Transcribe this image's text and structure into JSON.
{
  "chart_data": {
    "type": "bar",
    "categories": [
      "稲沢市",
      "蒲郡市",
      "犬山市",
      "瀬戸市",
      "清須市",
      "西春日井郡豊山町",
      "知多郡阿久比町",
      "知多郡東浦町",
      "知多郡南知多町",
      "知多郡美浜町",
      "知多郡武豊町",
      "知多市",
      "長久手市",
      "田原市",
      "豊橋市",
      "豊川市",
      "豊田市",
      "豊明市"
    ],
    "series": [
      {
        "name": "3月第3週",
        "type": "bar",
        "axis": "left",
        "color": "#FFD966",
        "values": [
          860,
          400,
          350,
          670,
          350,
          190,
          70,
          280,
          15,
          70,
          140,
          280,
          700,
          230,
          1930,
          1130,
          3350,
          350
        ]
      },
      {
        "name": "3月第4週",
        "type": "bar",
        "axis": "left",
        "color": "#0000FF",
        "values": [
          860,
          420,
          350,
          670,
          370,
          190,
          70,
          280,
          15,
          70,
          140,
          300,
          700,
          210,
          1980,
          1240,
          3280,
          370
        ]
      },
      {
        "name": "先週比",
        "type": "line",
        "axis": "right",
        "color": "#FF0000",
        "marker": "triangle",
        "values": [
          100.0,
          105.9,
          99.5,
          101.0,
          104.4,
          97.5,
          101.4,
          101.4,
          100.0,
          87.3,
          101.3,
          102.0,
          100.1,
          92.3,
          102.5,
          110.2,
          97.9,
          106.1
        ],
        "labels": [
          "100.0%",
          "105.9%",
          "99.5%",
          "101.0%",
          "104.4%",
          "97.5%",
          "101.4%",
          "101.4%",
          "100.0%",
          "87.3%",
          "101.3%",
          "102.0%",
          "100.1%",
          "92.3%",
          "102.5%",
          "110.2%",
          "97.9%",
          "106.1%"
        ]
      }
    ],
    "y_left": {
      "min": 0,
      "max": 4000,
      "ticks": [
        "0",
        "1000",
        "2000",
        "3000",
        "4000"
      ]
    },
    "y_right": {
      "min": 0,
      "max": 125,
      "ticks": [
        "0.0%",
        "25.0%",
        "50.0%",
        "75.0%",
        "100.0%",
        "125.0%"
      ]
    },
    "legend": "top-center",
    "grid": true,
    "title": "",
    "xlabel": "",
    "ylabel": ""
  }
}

^^^^^^^^^^^^^^^^

All of the records must be repeated exactly.

| Solution for this problem |
Transcribe this image's text and structure into JSON.
{
  "chart_data": {
    "type": "bar",
    "categories": [
      "稲沢市",
      "蒲郡市",
      "犬山市",
      "瀬戸市",
      "清須市",
      "西春日井郡豊山町",
      "知多郡阿久比町",
      "知多郡東浦町",
      "知多郡南知多町",
      "知多郡美浜町",
      "知多郡武豊町",
      "知多市",
      "長久手市",
      "田原市",
      "豊橋市",
      "豊川市",
      "豊田市",
      "豊明市"
    ],
    "series": [
      {
        "name": "3月第3週",
        "type": "bar",
        "axis": "left",
        "color": "#FFD966",
        "values": [
          860,
          400,
          350,
          670,
          350,
          190,
          70,
          280,
          15,
          70,
          140,
          280,
          700,
          230,
          1930,
          1130,
          3350,
          350
        ]
      },
      {
        "name": "3月第4週",
        "type": "bar",
        "axis": "left",
        "color": "#0000FF",
        "values": [
          860,
          420,
          350,
          670,
          370,
          190,
          70,
          280,
          15,
          70,
          140,
          300,
          700,
          210,
          1980,
          1240,
          3280,
          370
        ]
      },
      {
        "name": "先週比",
        "type": "line",
        "axis": "right",
        "color": "#FF0000",
        "marker": "triangle",
        "values": [
          100.0,
          105.9,
          99.5,
          101.0,
          104.4,
          97.5,
          101.4,
          101.4,
          100.0,
          87.3,
          101.3,
          102.0,
          100.1,
          92.3,
          102.5,
          110.2,
          97.9,
          106.1
        ],
        "labels": [
          "100.0%",
          "105.9%",
          "99.5%",
          "101.0%",
          "104.4%",
          "97.5%",
          "101.4%",
          "101.4%",
          "100.0%",
          "87.3%",
          "101.3%",
          "102.0%",
          "100.1%",
          "92.3%",
          "102.5%",
          "110.2%",
          "97.9%",
          "106.1%"
        ]
      }
    ],
    "y_left": {
      "min": 0,
      "max": 4000,
      "ticks": [
        "0",
        "1000",
        "2000",
        "3000",
        "4000"
      ]
    },
    "y_right": {
      "min": 0,
      "max": 125,
      "ticks": [
        "0.0%",
        "25.0%",
        "50.0%",
        "75.0%",
        "100.0%",
        "125.0%"
      ]
    },
    "legend": "top-center",
    "grid": true,
    "title": "",
    "xlabel": "",
    "ylabel": ""
  }
}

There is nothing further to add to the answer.